== GIVEN REQUEST ==
Below are some records. Copy every line in them that holds "this".
════════
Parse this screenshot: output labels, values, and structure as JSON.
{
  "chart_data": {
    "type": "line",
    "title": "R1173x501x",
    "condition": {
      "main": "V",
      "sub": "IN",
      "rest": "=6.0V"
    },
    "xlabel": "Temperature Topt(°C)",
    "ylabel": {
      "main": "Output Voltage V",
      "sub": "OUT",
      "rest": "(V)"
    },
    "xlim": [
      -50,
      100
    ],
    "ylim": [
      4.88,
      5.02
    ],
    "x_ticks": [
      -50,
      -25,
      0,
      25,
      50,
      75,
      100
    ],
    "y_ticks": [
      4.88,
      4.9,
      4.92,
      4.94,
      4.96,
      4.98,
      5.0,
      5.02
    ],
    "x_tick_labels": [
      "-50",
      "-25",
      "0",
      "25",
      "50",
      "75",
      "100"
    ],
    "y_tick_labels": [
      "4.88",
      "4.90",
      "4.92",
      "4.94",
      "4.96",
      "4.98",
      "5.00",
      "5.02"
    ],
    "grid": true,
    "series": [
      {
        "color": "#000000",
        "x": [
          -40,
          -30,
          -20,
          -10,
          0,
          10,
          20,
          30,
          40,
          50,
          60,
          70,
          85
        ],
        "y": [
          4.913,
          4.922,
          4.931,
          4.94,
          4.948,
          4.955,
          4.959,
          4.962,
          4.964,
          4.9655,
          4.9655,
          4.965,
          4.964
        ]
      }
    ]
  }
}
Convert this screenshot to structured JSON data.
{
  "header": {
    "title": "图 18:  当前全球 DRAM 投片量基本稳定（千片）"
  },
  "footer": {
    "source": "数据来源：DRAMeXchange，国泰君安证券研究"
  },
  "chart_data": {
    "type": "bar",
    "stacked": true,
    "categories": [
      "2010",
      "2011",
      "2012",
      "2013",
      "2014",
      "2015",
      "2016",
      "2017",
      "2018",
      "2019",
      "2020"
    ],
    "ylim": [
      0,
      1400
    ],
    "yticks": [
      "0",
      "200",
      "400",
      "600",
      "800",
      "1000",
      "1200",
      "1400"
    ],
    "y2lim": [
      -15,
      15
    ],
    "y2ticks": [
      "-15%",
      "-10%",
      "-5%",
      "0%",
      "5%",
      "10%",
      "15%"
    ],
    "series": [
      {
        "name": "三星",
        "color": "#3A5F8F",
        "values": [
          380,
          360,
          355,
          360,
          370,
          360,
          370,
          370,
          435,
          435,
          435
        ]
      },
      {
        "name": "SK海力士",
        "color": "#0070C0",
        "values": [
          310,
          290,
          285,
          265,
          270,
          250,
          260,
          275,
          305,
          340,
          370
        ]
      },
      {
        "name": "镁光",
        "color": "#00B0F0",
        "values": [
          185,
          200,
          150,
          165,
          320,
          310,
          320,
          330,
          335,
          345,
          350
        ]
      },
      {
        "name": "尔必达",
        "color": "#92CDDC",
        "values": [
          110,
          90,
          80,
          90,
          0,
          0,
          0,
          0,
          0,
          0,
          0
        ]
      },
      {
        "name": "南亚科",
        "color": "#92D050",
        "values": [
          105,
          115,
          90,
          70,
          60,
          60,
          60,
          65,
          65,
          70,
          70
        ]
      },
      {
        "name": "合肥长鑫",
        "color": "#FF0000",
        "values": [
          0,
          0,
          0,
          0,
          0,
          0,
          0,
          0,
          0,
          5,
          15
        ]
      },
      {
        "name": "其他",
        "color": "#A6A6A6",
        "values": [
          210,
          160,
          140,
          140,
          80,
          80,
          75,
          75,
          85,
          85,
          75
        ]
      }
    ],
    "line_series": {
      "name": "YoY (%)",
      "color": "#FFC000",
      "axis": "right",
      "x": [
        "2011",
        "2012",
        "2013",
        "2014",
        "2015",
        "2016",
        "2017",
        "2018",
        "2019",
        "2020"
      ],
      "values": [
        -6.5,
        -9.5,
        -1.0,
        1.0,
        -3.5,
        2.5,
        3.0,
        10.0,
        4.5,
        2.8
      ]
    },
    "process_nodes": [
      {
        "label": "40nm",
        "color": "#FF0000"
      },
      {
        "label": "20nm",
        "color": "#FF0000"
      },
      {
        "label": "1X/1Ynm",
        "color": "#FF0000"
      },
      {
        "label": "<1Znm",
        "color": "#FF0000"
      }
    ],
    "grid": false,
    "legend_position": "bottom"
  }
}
════════
== WORKED ANSWER ==
Parse this screenshot: output labels, values, and structure as JSON.
Convert this screenshot to structured JSON data.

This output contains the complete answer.